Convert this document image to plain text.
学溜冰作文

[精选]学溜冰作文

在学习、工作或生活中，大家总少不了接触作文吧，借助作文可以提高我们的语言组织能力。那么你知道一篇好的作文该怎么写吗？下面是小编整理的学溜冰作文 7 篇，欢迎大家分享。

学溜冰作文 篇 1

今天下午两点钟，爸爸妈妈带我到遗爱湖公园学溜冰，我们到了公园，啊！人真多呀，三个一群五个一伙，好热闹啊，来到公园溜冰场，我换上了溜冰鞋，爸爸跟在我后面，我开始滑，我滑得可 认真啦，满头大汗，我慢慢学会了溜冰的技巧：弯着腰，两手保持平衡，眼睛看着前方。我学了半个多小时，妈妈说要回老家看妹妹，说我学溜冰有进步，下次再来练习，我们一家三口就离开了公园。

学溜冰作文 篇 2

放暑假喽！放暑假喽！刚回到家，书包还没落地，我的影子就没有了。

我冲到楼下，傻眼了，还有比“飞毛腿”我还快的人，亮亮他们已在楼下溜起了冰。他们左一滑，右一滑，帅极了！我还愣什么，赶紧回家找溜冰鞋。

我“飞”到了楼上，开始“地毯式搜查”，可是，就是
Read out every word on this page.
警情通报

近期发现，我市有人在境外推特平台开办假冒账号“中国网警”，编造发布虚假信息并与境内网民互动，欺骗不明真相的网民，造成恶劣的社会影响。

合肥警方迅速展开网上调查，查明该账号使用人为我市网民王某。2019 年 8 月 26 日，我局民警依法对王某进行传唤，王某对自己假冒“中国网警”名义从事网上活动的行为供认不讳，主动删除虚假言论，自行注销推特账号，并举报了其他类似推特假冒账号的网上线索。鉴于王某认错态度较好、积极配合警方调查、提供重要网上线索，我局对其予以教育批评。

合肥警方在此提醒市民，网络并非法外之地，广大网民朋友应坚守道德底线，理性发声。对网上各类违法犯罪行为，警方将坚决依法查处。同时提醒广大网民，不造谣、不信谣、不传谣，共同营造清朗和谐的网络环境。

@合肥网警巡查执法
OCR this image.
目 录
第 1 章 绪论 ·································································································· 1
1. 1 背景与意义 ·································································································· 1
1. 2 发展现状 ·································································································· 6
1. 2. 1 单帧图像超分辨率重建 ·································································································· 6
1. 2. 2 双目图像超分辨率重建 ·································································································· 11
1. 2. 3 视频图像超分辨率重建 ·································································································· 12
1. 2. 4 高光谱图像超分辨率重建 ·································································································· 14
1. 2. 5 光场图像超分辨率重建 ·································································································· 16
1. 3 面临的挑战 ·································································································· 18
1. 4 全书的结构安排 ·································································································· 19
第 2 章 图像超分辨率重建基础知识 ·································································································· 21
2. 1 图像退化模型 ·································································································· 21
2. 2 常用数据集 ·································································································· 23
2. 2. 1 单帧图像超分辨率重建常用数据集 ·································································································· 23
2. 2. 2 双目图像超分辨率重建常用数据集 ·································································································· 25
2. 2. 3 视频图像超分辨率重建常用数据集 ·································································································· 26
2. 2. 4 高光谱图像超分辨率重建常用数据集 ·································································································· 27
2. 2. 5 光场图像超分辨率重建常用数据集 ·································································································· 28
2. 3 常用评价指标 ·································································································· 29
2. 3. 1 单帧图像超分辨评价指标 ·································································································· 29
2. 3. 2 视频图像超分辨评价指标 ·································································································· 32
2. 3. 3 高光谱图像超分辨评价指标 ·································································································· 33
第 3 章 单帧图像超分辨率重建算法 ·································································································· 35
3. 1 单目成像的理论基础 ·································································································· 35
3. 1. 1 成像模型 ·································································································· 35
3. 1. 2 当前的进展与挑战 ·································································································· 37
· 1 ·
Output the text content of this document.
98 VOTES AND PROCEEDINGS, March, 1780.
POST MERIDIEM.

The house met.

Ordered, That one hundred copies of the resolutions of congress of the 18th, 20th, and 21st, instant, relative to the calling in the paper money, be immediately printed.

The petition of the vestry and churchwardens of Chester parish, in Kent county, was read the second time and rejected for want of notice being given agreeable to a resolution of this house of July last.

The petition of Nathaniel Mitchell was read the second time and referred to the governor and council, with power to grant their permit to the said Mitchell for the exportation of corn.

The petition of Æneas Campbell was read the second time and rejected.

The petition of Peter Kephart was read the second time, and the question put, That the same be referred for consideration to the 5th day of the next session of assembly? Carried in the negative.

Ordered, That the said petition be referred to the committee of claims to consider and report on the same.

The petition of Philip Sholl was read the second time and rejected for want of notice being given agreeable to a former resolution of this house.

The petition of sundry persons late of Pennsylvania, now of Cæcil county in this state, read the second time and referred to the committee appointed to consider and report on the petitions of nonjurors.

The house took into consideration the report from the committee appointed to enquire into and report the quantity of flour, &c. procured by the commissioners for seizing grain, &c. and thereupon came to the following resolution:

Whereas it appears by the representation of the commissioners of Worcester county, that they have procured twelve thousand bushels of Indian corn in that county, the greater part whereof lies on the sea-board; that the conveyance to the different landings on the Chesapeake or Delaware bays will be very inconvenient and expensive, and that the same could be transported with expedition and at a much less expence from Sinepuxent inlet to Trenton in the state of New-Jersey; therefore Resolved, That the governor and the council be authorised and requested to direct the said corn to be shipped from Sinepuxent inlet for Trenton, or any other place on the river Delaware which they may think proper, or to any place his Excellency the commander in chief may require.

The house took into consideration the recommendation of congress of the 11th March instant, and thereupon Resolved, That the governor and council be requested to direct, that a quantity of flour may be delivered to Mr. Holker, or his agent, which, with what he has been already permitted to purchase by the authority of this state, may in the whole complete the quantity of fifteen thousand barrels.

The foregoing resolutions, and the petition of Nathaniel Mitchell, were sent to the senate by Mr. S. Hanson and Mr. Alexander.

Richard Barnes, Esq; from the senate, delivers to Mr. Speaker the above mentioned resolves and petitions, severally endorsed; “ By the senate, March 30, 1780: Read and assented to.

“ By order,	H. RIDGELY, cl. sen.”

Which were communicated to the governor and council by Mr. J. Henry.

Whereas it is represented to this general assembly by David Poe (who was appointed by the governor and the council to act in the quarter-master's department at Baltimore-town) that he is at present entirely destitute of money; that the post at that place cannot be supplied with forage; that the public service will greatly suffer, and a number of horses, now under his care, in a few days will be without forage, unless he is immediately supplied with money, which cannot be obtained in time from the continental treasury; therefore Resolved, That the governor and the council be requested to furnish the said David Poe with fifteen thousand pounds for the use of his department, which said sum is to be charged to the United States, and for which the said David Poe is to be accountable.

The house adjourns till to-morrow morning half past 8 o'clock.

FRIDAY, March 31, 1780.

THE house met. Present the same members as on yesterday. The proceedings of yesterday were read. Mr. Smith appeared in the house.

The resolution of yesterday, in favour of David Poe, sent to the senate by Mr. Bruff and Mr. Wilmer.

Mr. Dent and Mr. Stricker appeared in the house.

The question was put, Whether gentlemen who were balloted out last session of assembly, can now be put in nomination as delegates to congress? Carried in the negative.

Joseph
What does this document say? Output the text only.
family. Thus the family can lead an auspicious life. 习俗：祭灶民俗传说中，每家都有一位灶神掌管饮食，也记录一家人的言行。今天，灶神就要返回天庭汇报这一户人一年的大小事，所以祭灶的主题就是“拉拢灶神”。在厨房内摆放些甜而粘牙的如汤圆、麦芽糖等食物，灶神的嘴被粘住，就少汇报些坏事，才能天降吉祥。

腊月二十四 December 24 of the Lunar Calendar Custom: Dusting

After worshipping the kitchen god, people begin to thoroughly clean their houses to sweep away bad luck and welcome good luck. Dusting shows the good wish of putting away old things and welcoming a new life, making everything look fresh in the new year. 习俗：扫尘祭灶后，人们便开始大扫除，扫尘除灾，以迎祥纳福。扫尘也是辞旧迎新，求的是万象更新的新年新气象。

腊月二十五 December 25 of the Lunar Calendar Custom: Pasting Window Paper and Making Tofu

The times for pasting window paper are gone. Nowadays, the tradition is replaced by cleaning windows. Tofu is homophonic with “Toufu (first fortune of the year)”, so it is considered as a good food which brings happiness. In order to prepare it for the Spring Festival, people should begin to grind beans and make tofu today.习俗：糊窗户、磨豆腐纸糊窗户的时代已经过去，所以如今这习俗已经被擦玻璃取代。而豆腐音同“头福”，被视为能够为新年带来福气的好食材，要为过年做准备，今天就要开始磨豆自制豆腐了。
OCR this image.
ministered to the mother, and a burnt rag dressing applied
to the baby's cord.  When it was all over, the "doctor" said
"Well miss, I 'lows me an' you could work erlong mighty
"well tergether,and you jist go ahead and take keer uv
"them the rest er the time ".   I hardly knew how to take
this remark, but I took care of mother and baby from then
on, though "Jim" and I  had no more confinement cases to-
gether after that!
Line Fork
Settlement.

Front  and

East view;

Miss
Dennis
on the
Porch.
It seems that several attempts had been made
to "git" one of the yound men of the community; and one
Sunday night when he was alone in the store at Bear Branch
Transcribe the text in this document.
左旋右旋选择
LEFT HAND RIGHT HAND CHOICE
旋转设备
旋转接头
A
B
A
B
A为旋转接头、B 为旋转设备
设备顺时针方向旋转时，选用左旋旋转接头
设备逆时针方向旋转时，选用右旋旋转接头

WHAT THE TASK ASKS: In the material above, show every line where the word "appointed" turns up.

ANSWER TO THIS TASK:
The petition of sundry persons late of Pennsylvania, now of Cæcil county in this state, read the second time and referred to the committee appointed to consider and report on the petitions of nonjurors.
The house took into consideration the report from the committee appointed to enquire into and report the quantity of flour, &c. procured by the commissioners for seizing grain, &c. and thereupon came to the following resolution:
Whereas it is represented to this general assembly by David Poe (who was appointed by the governor and the council to act in the quarter-master's department at Baltimore-town) that he is at present entirely destitute of money; that the post at that place cannot be supplied with forage; that the public service will greatly suffer, and a number of horses, now under his care, in a few days will be without forage, unless he is immediately supplied with money, which cannot be obtained in time from the continental treasury; therefore Resolved, That the governor and the council be requested to furnish the said David Poe with fifteen thousand pounds for the use of his department, which said sum is to be charged to the United States, and for which the said David Poe is to be accountable.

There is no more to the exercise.